§ Requirement:
Sort through the entries below and pull out lines containing the word "relevant".

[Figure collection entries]
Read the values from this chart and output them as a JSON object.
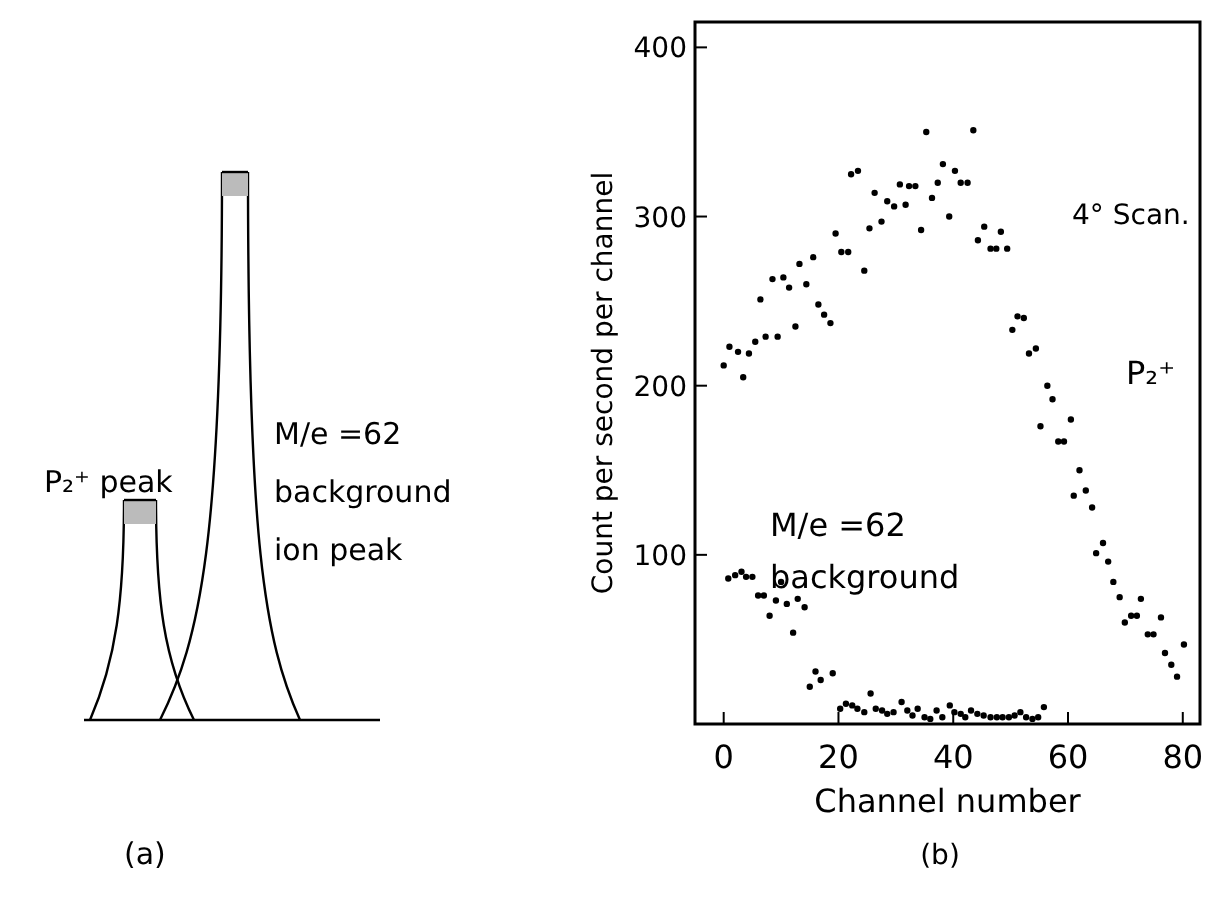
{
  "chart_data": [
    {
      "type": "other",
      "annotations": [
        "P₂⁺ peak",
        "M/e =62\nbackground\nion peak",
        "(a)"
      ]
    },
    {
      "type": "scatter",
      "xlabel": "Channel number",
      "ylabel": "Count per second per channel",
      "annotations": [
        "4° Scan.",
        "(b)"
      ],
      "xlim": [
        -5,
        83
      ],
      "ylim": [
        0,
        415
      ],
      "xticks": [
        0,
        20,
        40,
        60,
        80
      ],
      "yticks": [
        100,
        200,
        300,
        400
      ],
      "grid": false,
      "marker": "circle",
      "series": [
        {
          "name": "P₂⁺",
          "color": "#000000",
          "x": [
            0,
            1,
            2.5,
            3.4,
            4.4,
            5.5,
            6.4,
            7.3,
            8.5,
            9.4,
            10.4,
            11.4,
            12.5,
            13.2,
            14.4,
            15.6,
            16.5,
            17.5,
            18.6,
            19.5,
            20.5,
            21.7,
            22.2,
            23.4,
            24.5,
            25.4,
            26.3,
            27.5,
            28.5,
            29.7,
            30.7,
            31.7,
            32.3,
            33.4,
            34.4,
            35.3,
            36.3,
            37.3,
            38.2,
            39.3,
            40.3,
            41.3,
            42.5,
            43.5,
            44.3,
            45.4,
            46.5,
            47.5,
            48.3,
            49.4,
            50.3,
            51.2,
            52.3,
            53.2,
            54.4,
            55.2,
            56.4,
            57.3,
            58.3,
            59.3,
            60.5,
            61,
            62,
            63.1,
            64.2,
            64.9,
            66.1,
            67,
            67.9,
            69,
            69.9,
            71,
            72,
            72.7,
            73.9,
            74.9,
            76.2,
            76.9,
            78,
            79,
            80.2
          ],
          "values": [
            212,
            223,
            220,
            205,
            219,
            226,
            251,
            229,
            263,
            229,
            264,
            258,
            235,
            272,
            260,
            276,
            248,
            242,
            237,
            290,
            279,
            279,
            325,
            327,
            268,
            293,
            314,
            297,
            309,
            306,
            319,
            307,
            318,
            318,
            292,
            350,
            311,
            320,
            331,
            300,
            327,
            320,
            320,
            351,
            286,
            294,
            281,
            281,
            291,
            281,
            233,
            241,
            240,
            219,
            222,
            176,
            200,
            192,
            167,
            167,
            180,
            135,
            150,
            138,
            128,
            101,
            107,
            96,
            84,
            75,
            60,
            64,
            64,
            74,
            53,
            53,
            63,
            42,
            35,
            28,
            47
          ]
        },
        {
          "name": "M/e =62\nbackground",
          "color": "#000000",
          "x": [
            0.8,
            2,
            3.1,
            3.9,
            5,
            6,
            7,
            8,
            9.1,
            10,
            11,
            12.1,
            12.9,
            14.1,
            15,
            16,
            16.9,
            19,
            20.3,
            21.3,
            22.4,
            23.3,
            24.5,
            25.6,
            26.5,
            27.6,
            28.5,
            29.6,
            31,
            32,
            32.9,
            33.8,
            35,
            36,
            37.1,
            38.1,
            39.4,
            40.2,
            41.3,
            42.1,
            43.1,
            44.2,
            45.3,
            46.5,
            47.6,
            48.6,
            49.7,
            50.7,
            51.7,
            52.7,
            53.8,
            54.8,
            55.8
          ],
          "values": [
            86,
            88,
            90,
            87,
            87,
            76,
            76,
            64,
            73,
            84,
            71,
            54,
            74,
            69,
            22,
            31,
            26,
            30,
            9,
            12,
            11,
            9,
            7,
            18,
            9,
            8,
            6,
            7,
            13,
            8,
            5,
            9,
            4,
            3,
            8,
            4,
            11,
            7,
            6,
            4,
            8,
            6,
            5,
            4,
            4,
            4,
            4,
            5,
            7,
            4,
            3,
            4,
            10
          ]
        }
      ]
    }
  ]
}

==

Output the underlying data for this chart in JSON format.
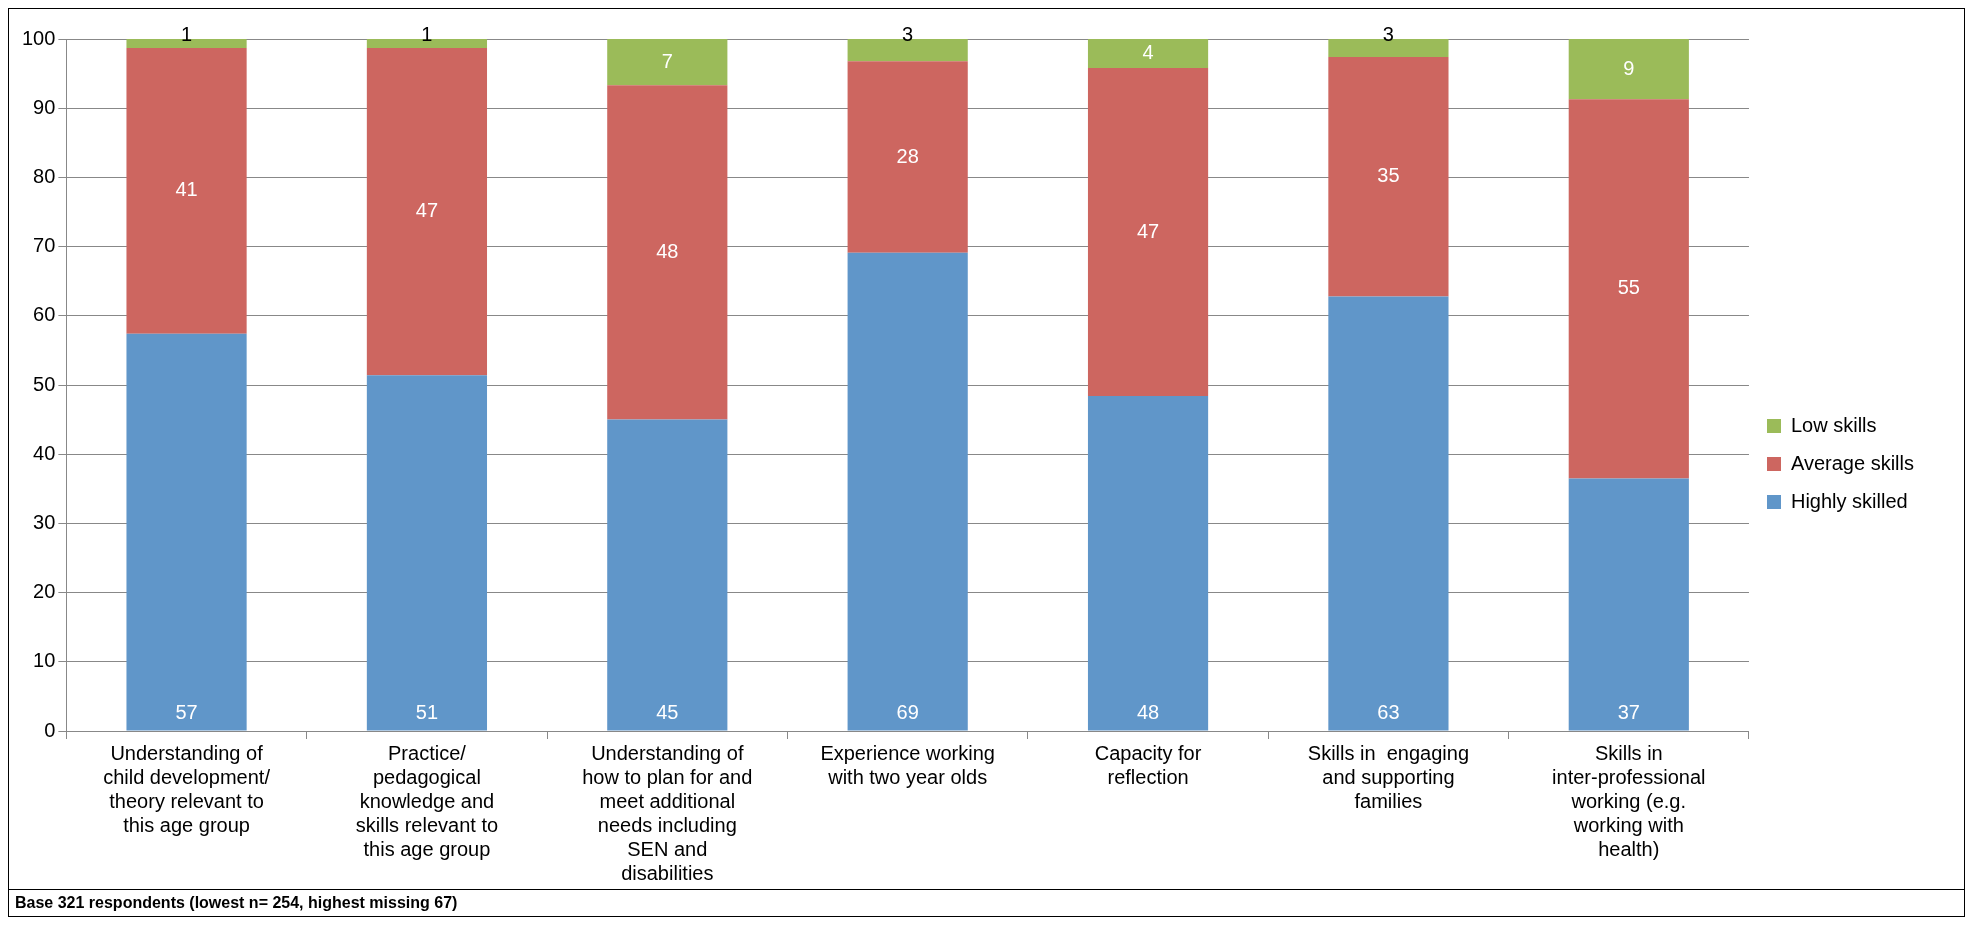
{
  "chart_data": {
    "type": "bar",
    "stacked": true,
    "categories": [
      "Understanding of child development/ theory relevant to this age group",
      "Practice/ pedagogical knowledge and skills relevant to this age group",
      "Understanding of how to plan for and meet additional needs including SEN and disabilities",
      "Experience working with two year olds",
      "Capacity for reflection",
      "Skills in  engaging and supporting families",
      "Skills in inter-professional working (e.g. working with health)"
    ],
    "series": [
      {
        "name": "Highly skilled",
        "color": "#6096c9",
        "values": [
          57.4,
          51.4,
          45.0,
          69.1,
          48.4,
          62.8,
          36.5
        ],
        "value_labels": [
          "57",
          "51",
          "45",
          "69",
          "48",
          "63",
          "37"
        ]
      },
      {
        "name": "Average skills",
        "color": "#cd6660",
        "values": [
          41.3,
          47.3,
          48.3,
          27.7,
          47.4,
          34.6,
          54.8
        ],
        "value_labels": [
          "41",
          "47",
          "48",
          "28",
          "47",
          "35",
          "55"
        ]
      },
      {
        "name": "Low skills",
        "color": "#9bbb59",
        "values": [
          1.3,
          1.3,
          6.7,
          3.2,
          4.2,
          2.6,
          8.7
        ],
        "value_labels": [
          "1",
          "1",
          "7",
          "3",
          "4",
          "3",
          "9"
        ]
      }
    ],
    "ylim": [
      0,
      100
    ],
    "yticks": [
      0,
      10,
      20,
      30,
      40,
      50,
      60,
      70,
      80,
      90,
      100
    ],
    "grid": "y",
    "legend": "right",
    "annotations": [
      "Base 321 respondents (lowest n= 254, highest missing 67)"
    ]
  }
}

§ Right answer:
      "Understanding of child development/ theory relevant to this age group",
      "Practice/ pedagogical knowledge and skills relevant to this age group",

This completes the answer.